# SET TASK
Pull out every line of the listing below where "image" appears.

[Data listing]

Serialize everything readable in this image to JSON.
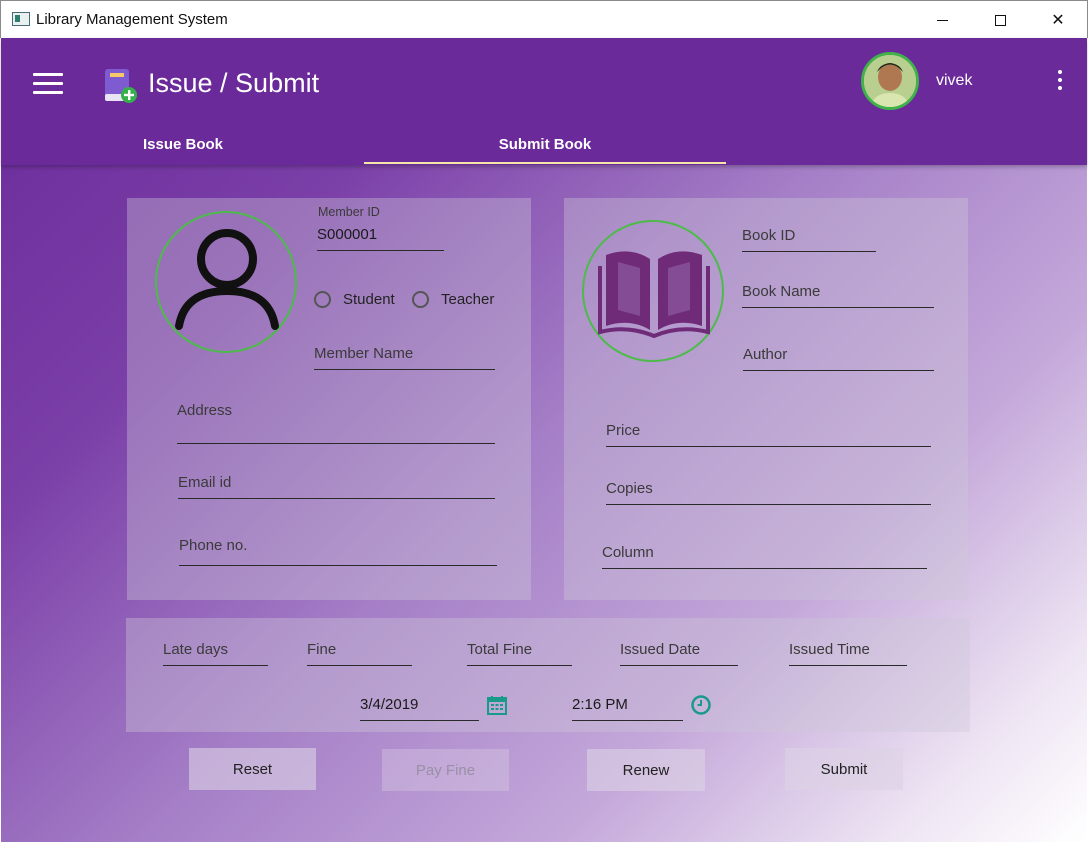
{
  "window": {
    "title": "Library Management System",
    "minimize": "",
    "maximize": "",
    "close": "✕"
  },
  "header": {
    "title": "Issue / Submit",
    "username": "vivek"
  },
  "tabs": [
    {
      "label": "Issue Book",
      "selected": false
    },
    {
      "label": "Submit Book",
      "selected": true
    }
  ],
  "member": {
    "id_label": "Member ID",
    "id_value": "S000001",
    "radio_student": "Student",
    "radio_teacher": "Teacher",
    "name_placeholder": "Member Name",
    "address_placeholder": "Address",
    "email_placeholder": "Email id",
    "phone_placeholder": "Phone no."
  },
  "book": {
    "id_placeholder": "Book ID",
    "name_placeholder": "Book Name",
    "author_placeholder": "Author",
    "price_placeholder": "Price",
    "copies_placeholder": "Copies",
    "column_placeholder": "Column"
  },
  "fine": {
    "late_days": "Late days",
    "fine": "Fine",
    "total_fine": "Total Fine",
    "issued_date": "Issued Date",
    "issued_time": "Issued Time",
    "date_value": "3/4/2019",
    "time_value": "2:16 PM"
  },
  "buttons": {
    "reset": "Reset",
    "pay_fine": "Pay Fine",
    "renew": "Renew",
    "submit": "Submit"
  },
  "colors": {
    "accent": "#6b2a99",
    "ring": "#4dbb4a",
    "tab_indicator": "#f3e6a8",
    "book_icon": "#6f2a78",
    "picker_icon": "#1a9a8a"
  },
  "icons": [
    "menu-icon",
    "book-add-icon",
    "avatar",
    "more-vert-icon",
    "user-icon",
    "open-book-icon",
    "calendar-icon",
    "clock-icon"
  ]
}
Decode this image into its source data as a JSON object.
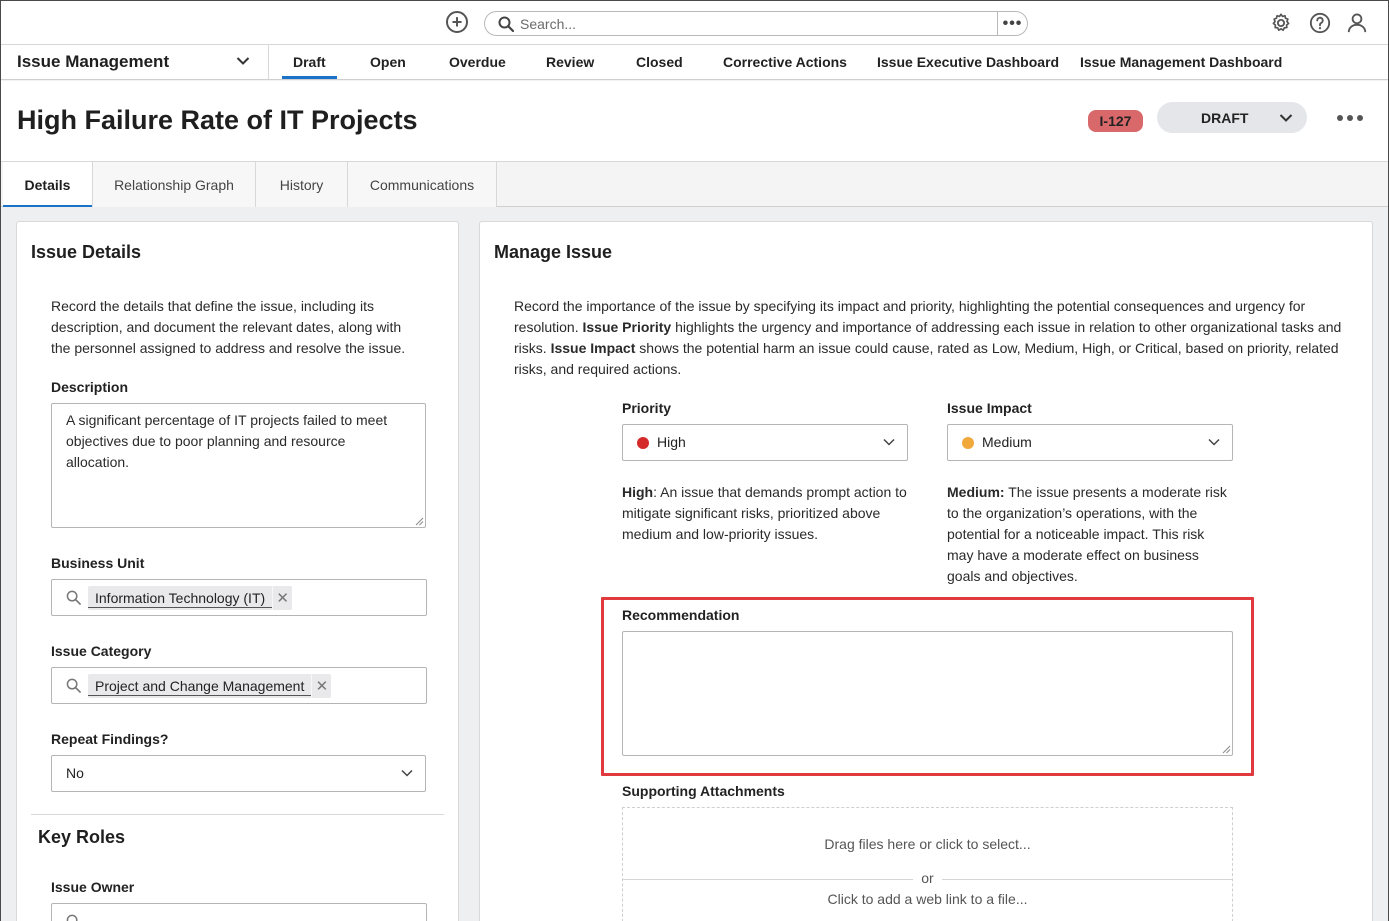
{
  "topbar": {
    "search_placeholder": "Search...",
    "add_icon": "plus-circle-icon",
    "settings_icon": "gear-icon",
    "help_icon": "question-circle-icon",
    "profile_icon": "user-icon"
  },
  "nav": {
    "app_name": "Issue Management",
    "tabs": [
      {
        "label": "Draft",
        "active": true
      },
      {
        "label": "Open"
      },
      {
        "label": "Overdue"
      },
      {
        "label": "Review"
      },
      {
        "label": "Closed"
      },
      {
        "label": "Corrective Actions"
      },
      {
        "label": "Issue Executive Dashboard"
      },
      {
        "label": "Issue Management Dashboard"
      }
    ]
  },
  "record": {
    "title": "High Failure Rate of IT Projects",
    "id_badge": "I-127",
    "state": "DRAFT"
  },
  "record_tabs": [
    {
      "label": "Details",
      "active": true
    },
    {
      "label": "Relationship Graph"
    },
    {
      "label": "History"
    },
    {
      "label": "Communications"
    }
  ],
  "issue_details": {
    "title": "Issue Details",
    "intro": "Record the details that define the issue, including its description, and document the relevant dates, along with the personnel assigned to address and resolve the issue.",
    "description_label": "Description",
    "description_value": "A significant percentage of IT projects failed to meet objectives due to poor planning and resource allocation.",
    "business_unit_label": "Business Unit",
    "business_unit_value": "Information Technology (IT)",
    "issue_category_label": "Issue Category",
    "issue_category_value": "Project and Change Management",
    "repeat_findings_label": "Repeat Findings?",
    "repeat_findings_value": "No",
    "key_roles_title": "Key Roles",
    "issue_owner_label": "Issue Owner"
  },
  "manage_issue": {
    "title": "Manage Issue",
    "intro_1": "Record the importance of the issue by specifying its impact and priority, highlighting the potential consequences and urgency for resolution. ",
    "intro_bold_1": "Issue Priority",
    "intro_2": " highlights the urgency and importance of addressing each issue in relation to other organizational tasks and risks. ",
    "intro_bold_2": "Issue Impact",
    "intro_3": " shows the potential harm an issue could cause, rated as Low, Medium, High, or Critical, based on priority, related risks, and required actions.",
    "priority_label": "Priority",
    "priority_value": "High",
    "priority_color": "#d42a2a",
    "priority_help_bold": "High",
    "priority_help": ": An issue that demands prompt action to mitigate significant risks, prioritized above medium and low-priority issues.",
    "impact_label": "Issue Impact",
    "impact_value": "Medium",
    "impact_color": "#f2a93b",
    "impact_help_bold": "Medium:",
    "impact_help": " The issue presents a moderate risk to the organization’s operations, with the potential for a noticeable impact. This risk may have a moderate effect on business goals and objectives.",
    "recommendation_label": "Recommendation",
    "recommendation_value": "",
    "attachments_label": "Supporting Attachments",
    "drop_text": "Drag files here or click to select...",
    "or_text": "or",
    "link_text": "Click to add a web link to a file..."
  }
}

# TASK RESULT
Serialize everything readable in this image to JSON.
Decode this image into its source data as a JSON object.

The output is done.